#### WORK TO BE COMPLETED:
Copy every line from the data below in which the string "области" can be found.

Extracted data entries:

++++++++++++++++++++

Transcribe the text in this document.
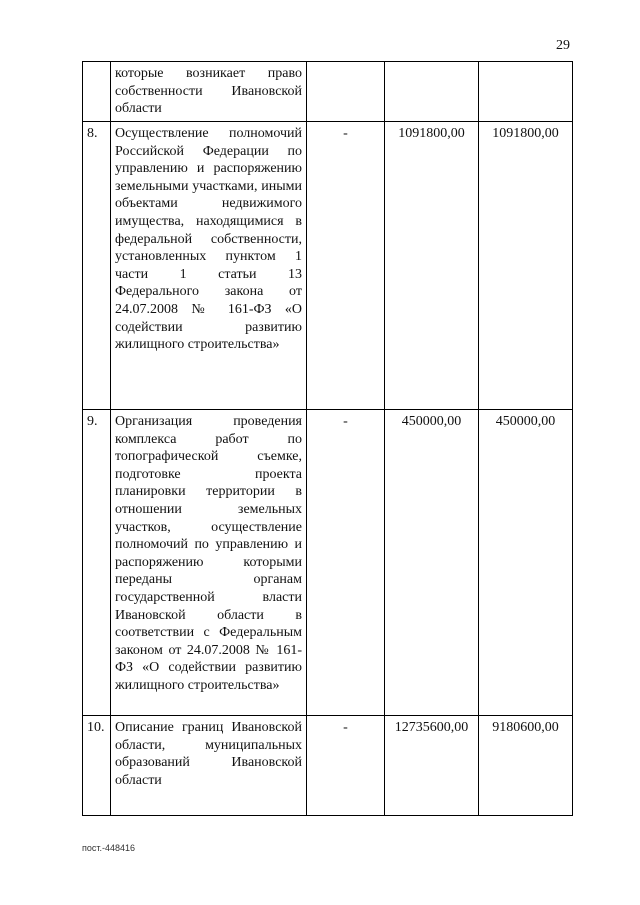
29
	которые возникает право собственности Ивановской области			
8.	Осуществление полномочий Российской Федерации по управлению и распоряжению земельными участками, иными объектами недвижимого имущества, находящимися в федеральной собственности, установленных пунктом 1 части 1 статьи 13 Федерального закона от 24.07.2008 № 161-ФЗ «О содействии развитию жилищного строительства»	-	1091800,00	1091800,00
9.	Организация проведения комплекса работ по топографической съемке, подготовке проекта планировки территории в отношении земельных участков, осуществление полномочий по управлению и распоряжению которыми переданы органам государственной власти Ивановской области в соответствии с Федеральным законом от 24.07.2008 № 161-ФЗ «О содействии развитию жилищного строительства»	-	450000,00	450000,00
10.	Описание границ Ивановской области, муниципальных образований Ивановской области	-	12735600,00	9180600,00
пост.-448416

++++++++++++++++++++

#### TASK OUTPUT:
	которые возникает право собственности Ивановской области			
9.	Организация проведения комплекса работ по топографической съемке, подготовке проекта планировки территории в отношении земельных участков, осуществление полномочий по управлению и распоряжению которыми переданы органам государственной власти Ивановской области в соответствии с Федеральным законом от 24.07.2008 № 161-ФЗ «О содействии развитию жилищного строительства»	-	450000,00	450000,00
10.	Описание границ Ивановской области, муниципальных образований Ивановской области	-	12735600,00	9180600,00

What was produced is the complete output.